▶ _Exercise description_
Identify the lines that contain the word "notificación", then copy them.

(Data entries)
━━━━━━━━━━━━━━━━━━━━
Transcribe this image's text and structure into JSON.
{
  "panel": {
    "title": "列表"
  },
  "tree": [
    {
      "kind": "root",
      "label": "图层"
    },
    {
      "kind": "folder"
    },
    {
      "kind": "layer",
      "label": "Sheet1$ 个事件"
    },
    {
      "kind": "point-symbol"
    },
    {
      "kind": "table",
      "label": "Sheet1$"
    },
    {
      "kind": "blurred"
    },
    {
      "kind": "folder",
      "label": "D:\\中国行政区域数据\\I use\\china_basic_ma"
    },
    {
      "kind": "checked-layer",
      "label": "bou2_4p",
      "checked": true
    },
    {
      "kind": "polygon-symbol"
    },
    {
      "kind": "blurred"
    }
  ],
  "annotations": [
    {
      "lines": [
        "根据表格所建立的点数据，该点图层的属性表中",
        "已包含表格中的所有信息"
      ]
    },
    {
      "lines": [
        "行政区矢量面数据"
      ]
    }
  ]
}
━━━━━━━━━━━━━━━━━━━━
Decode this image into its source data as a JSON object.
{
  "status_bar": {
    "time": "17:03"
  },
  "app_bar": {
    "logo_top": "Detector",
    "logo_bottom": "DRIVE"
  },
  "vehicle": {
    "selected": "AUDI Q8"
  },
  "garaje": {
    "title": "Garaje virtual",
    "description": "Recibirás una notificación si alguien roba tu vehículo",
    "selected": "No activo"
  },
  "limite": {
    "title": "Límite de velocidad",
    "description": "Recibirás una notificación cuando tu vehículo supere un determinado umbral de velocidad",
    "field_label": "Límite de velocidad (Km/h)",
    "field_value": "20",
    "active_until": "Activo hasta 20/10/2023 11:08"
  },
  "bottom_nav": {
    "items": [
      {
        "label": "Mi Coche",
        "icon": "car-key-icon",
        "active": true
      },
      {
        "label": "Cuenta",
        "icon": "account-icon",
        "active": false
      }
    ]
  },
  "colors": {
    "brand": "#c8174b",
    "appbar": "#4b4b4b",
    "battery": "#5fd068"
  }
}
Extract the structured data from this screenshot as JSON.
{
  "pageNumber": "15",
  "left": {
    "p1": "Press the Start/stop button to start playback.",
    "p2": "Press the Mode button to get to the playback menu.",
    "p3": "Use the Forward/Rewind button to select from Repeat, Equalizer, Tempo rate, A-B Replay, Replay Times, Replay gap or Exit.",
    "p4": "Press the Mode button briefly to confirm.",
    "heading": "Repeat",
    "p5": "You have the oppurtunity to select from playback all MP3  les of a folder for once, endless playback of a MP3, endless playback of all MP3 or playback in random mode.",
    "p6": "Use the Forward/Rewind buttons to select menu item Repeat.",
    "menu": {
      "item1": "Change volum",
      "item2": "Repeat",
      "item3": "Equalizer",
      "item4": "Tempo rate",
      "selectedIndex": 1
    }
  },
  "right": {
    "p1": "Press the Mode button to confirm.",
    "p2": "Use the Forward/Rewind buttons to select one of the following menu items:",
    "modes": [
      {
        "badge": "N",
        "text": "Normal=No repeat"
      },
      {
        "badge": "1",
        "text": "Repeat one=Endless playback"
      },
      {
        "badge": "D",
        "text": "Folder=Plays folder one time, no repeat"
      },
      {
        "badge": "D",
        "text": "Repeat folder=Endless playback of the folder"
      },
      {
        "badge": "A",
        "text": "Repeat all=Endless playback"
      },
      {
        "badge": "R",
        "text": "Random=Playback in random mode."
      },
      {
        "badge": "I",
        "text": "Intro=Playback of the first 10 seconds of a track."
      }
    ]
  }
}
━━━━━━━━━━━━━━━━━━━━
▶ _In response_
    "description": "Recibirás una notificación si alguien roba tu vehículo",
    "description": "Recibirás una notificación cuando tu vehículo supere un determinado umbral de velocidad",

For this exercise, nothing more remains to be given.